__TASK TO COMPLETE__.
Each line that follows is to be retyped exactly.

__EXCERPTED DATA__.
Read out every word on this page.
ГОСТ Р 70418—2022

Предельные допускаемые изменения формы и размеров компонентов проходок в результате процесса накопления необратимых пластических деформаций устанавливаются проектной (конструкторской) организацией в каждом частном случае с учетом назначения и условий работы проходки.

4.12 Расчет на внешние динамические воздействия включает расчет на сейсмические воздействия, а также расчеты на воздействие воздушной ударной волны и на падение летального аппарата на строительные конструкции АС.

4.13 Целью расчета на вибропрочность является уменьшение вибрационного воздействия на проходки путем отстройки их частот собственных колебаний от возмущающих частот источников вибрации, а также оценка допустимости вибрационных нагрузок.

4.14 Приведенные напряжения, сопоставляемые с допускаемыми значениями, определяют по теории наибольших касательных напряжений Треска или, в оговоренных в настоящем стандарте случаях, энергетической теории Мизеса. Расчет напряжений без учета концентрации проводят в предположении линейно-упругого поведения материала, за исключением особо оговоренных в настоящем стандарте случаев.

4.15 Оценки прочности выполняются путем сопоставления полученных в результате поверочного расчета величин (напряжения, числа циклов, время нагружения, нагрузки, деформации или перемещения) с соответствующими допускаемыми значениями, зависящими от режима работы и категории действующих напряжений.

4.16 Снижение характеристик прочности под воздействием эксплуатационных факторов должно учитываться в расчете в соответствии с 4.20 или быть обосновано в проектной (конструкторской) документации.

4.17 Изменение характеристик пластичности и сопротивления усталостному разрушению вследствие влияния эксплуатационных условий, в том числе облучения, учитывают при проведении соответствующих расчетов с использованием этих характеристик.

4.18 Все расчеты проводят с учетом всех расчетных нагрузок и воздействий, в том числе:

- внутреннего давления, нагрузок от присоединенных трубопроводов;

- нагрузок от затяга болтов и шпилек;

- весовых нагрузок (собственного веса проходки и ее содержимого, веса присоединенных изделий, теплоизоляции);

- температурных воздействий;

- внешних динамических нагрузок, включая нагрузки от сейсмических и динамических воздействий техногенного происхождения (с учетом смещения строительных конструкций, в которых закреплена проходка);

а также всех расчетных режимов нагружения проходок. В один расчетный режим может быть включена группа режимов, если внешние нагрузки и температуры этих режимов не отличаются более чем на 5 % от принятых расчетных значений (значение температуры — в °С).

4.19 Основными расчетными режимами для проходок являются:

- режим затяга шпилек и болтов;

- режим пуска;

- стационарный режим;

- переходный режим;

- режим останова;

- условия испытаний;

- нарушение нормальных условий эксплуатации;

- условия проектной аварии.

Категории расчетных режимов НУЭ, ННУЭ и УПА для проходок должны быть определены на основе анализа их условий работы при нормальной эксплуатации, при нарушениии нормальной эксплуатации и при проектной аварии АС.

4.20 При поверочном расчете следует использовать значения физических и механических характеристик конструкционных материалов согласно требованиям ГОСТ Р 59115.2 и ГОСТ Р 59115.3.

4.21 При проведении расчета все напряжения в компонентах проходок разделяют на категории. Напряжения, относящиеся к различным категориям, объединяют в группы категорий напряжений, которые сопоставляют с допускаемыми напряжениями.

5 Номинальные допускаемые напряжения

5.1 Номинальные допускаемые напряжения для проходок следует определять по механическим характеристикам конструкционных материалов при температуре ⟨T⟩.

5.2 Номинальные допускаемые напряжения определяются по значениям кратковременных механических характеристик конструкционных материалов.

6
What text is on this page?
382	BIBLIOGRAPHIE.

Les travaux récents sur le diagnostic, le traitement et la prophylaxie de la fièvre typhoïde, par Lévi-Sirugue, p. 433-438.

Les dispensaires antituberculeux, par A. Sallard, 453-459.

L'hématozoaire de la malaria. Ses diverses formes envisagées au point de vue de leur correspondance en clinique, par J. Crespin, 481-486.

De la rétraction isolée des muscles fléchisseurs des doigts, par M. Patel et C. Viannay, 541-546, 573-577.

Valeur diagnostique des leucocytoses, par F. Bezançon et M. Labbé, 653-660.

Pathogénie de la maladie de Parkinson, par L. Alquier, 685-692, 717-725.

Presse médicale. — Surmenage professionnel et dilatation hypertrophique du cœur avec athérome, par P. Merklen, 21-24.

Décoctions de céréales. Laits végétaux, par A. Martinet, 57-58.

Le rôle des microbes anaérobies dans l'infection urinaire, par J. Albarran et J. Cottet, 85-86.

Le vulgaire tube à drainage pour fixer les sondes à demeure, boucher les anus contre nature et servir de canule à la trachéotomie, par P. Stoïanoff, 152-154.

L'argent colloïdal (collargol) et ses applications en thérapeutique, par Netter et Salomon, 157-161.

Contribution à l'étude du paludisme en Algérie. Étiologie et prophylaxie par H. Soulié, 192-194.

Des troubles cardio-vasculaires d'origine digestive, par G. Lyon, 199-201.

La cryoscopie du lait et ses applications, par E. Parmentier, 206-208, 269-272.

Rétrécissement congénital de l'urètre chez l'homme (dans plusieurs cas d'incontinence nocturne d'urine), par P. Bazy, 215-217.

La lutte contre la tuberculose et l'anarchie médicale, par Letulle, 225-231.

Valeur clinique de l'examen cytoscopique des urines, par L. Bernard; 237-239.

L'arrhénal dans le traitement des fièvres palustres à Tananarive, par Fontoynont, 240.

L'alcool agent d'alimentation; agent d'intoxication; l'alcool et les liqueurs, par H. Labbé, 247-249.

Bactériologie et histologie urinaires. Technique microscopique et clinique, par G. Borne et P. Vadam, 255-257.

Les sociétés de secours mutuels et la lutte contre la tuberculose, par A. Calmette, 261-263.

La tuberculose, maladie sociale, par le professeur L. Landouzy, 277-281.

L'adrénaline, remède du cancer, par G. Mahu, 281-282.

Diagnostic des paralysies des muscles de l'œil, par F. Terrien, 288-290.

__REPLY TO THE EXERCISE__.
Read out every word on this page.
ГОСТ Р 70418—2022

Предельные допускаемые изменения формы и размеров компонентов проходок в результате процесса накопления необратимых пластических деформаций устанавливаются проектной (конструкторской) организацией в каждом частном случае с учетом назначения и условий работы проходки.

4.12 Расчет на внешние динамические воздействия включает расчет на сейсмические воздействия, а также расчеты на воздействие воздушной ударной волны и на падение летального аппарата на строительные конструкции АС.

4.13 Целью расчета на вибропрочность является уменьшение вибрационного воздействия на проходки путем отстройки их частот собственных колебаний от возмущающих частот источников вибрации, а также оценка допустимости вибрационных нагрузок.

4.14 Приведенные напряжения, сопоставляемые с допускаемыми значениями, определяют по теории наибольших касательных напряжений Треска или, в оговоренных в настоящем стандарте случаях, энергетической теории Мизеса. Расчет напряжений без учета концентрации проводят в предположении линейно-упругого поведения материала, за исключением особо оговоренных в настоящем стандарте случаев.

4.15 Оценки прочности выполняются путем сопоставления полученных в результате поверочного расчета величин (напряжения, числа циклов, время нагружения, нагрузки, деформации или перемещения) с соответствующими допускаемыми значениями, зависящими от режима работы и категории действующих напряжений.

4.16 Снижение характеристик прочности под воздействием эксплуатационных факторов должно учитываться в расчете в соответствии с 4.20 или быть обосновано в проектной (конструкторской) документации.

4.17 Изменение характеристик пластичности и сопротивления усталостному разрушению вследствие влияния эксплуатационных условий, в том числе облучения, учитывают при проведении соответствующих расчетов с использованием этих характеристик.

4.18 Все расчеты проводят с учетом всех расчетных нагрузок и воздействий, в том числе:

- внутреннего давления, нагрузок от присоединенных трубопроводов;

- нагрузок от затяга болтов и шпилек;

- весовых нагрузок (собственного веса проходки и ее содержимого, веса присоединенных изделий, теплоизоляции);

- температурных воздействий;

- внешних динамических нагрузок, включая нагрузки от сейсмических и динамических воздействий техногенного происхождения (с учетом смещения строительных конструкций, в которых закреплена проходка);

а также всех расчетных режимов нагружения проходок. В один расчетный режим может быть включена группа режимов, если внешние нагрузки и температуры этих режимов не отличаются более чем на 5 % от принятых расчетных значений (значение температуры — в °С).

4.19 Основными расчетными режимами для проходок являются:

- режим затяга шпилек и болтов;

- режим пуска;

- стационарный режим;

- переходный режим;

- режим останова;

- условия испытаний;

- нарушение нормальных условий эксплуатации;

- условия проектной аварии.

Категории расчетных режимов НУЭ, ННУЭ и УПА для проходок должны быть определены на основе анализа их условий работы при нормальной эксплуатации, при нарушениии нормальной эксплуатации и при проектной аварии АС.

4.20 При поверочном расчете следует использовать значения физических и механических характеристик конструкционных материалов согласно требованиям ГОСТ Р 59115.2 и ГОСТ Р 59115.3.

4.21 При проведении расчета все напряжения в компонентах проходок разделяют на категории. Напряжения, относящиеся к различным категориям, объединяют в группы категорий напряжений, которые сопоставляют с допускаемыми напряжениями.

5 Номинальные допускаемые напряжения

5.1 Номинальные допускаемые напряжения для проходок следует определять по механическим характеристикам конструкционных материалов при температуре ⟨T⟩.

5.2 Номинальные допускаемые напряжения определяются по значениям кратковременных механических характеристик конструкционных материалов.

6
What text is on this page?
382	BIBLIOGRAPHIE.

Les travaux récents sur le diagnostic, le traitement et la prophylaxie de la fièvre typhoïde, par Lévi-Sirugue, p. 433-438.

Les dispensaires antituberculeux, par A. Sallard, 453-459.

L'hématozoaire de la malaria. Ses diverses formes envisagées au point de vue de leur correspondance en clinique, par J. Crespin, 481-486.

De la rétraction isolée des muscles fléchisseurs des doigts, par M. Patel et C. Viannay, 541-546, 573-577.

Valeur diagnostique des leucocytoses, par F. Bezançon et M. Labbé, 653-660.

Pathogénie de la maladie de Parkinson, par L. Alquier, 685-692, 717-725.

Presse médicale. — Surmenage professionnel et dilatation hypertrophique du cœur avec athérome, par P. Merklen, 21-24.

Décoctions de céréales. Laits végétaux, par A. Martinet, 57-58.

Le rôle des microbes anaérobies dans l'infection urinaire, par J. Albarran et J. Cottet, 85-86.

Le vulgaire tube à drainage pour fixer les sondes à demeure, boucher les anus contre nature et servir de canule à la trachéotomie, par P. Stoïanoff, 152-154.

L'argent colloïdal (collargol) et ses applications en thérapeutique, par Netter et Salomon, 157-161.

Contribution à l'étude du paludisme en Algérie. Étiologie et prophylaxie par H. Soulié, 192-194.

Des troubles cardio-vasculaires d'origine digestive, par G. Lyon, 199-201.

La cryoscopie du lait et ses applications, par E. Parmentier, 206-208, 269-272.

Rétrécissement congénital de l'urètre chez l'homme (dans plusieurs cas d'incontinence nocturne d'urine), par P. Bazy, 215-217.

La lutte contre la tuberculose et l'anarchie médicale, par Letulle, 225-231.

Valeur clinique de l'examen cytoscopique des urines, par L. Bernard; 237-239.

L'arrhénal dans le traitement des fièvres palustres à Tananarive, par Fontoynont, 240.

L'alcool agent d'alimentation; agent d'intoxication; l'alcool et les liqueurs, par H. Labbé, 247-249.

Bactériologie et histologie urinaires. Technique microscopique et clinique, par G. Borne et P. Vadam, 255-257.

Les sociétés de secours mutuels et la lutte contre la tuberculose, par A. Calmette, 261-263.

La tuberculose, maladie sociale, par le professeur L. Landouzy, 277-281.

L'adrénaline, remède du cancer, par G. Mahu, 281-282.

Diagnostic des paralysies des muscles de l'œil, par F. Terrien, 288-290.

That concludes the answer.